**REQUIREMENT**:
Nothing but the text of the records should come back; copy it exactly and leave the pictures out.
——
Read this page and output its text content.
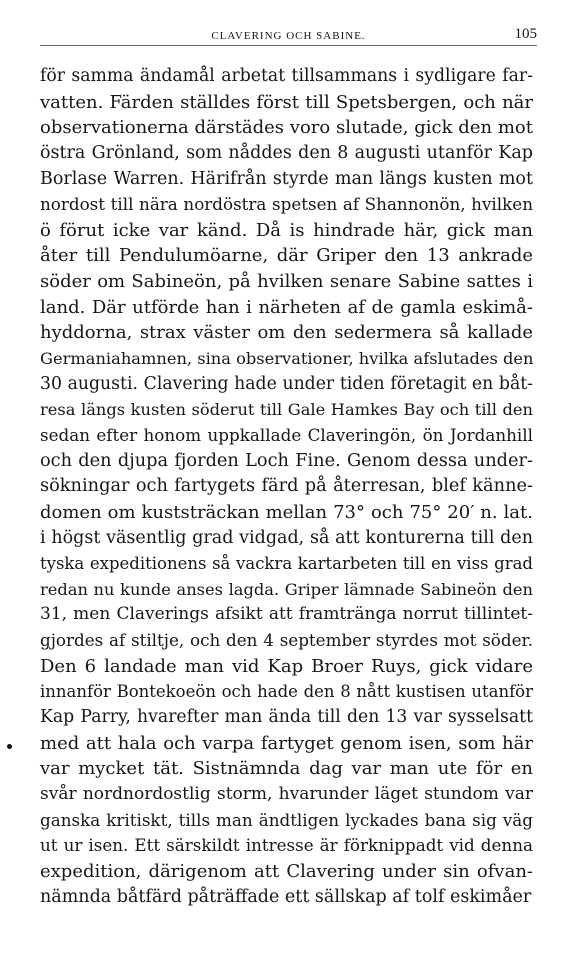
CLAVERING OCH SABINE.	105
för samma ändamål arbetat tillsammans i sydligare far-
vatten. Färden ställdes först till Spetsbergen, och när
observationerna därstädes voro slutade, gick den mot
östra Grönland, som nåddes den 8 augusti utanför Kap
Borlase Warren. Härifrån styrde man längs kusten mot
nordost till nära nordöstra spetsen af Shannonön, hvilken
ö förut icke var känd. Då is hindrade här, gick man
åter till Pendulumöarne, där Griper den 13 ankrade
söder om Sabineön, på hvilken senare Sabine sattes i
land. Där utförde han i närheten af de gamla eskimå-
hyddorna, strax väster om den sedermera så kallade
Germaniahamnen, sina observationer, hvilka afslutades den
30 augusti. Clavering hade under tiden företagit en båt-
resa längs kusten söderut till Gale Hamkes Bay och till den
sedan efter honom uppkallade Claveringön, ön Jordanhill
och den djupa fjorden Loch Fine. Genom dessa under-
sökningar och fartygets färd på återresan, blef känne-
domen om kuststräckan mellan 73° och 75° 20′ n. lat.
i högst väsentlig grad vidgad, så att konturerna till den
tyska expeditionens så vackra kartarbeten till en viss grad
redan nu kunde anses lagda. Griper lämnade Sabineön den
31, men Claverings afsikt att framtränga norrut tillintet-
gjordes af stiltje, och den 4 september styrdes mot söder.
Den 6 landade man vid Kap Broer Ruys, gick vidare
innanför Bontekoeön och hade den 8 nått kustisen utanför
Kap Parry, hvarefter man ända till den 13 var sysselsatt
med att hala och varpa fartyget genom isen, som här
var mycket tät. Sistnämnda dag var man ute för en
svår nordnordostlig storm, hvarunder läget stundom var
ganska kritiskt, tills man ändtligen lyckades bana sig väg
ut ur isen. Ett särskildt intresse är förknippadt vid denna
expedition, därigenom att Clavering under sin ofvan-
nämnda båtfärd påträffade ett sällskap af tolf eskimåer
——
**OUTPUT FOR THIS EXERCISE**:
Read this page and output its text content.
CLAVERING OCH SABINE.	105
för samma ändamål arbetat tillsammans i sydligare far-
vatten. Färden ställdes först till Spetsbergen, och när
observationerna därstädes voro slutade, gick den mot
östra Grönland, som nåddes den 8 augusti utanför Kap
Borlase Warren. Härifrån styrde man längs kusten mot
nordost till nära nordöstra spetsen af Shannonön, hvilken
ö förut icke var känd. Då is hindrade här, gick man
åter till Pendulumöarne, där Griper den 13 ankrade
söder om Sabineön, på hvilken senare Sabine sattes i
land. Där utförde han i närheten af de gamla eskimå-
hyddorna, strax väster om den sedermera så kallade
Germaniahamnen, sina observationer, hvilka afslutades den
30 augusti. Clavering hade under tiden företagit en båt-
resa längs kusten söderut till Gale Hamkes Bay och till den
sedan efter honom uppkallade Claveringön, ön Jordanhill
och den djupa fjorden Loch Fine. Genom dessa under-
sökningar och fartygets färd på återresan, blef känne-
domen om kuststräckan mellan 73° och 75° 20′ n. lat.
i högst väsentlig grad vidgad, så att konturerna till den
tyska expeditionens så vackra kartarbeten till en viss grad
redan nu kunde anses lagda. Griper lämnade Sabineön den
31, men Claverings afsikt att framtränga norrut tillintet-
gjordes af stiltje, och den 4 september styrdes mot söder.
Den 6 landade man vid Kap Broer Ruys, gick vidare
innanför Bontekoeön och hade den 8 nått kustisen utanför
Kap Parry, hvarefter man ända till den 13 var sysselsatt
med att hala och varpa fartyget genom isen, som här
var mycket tät. Sistnämnda dag var man ute för en
svår nordnordostlig storm, hvarunder läget stundom var
ganska kritiskt, tills man ändtligen lyckades bana sig väg
ut ur isen. Ett särskildt intresse är förknippadt vid denna
expedition, därigenom att Clavering under sin ofvan-
nämnda båtfärd påträffade ett sällskap af tolf eskimåer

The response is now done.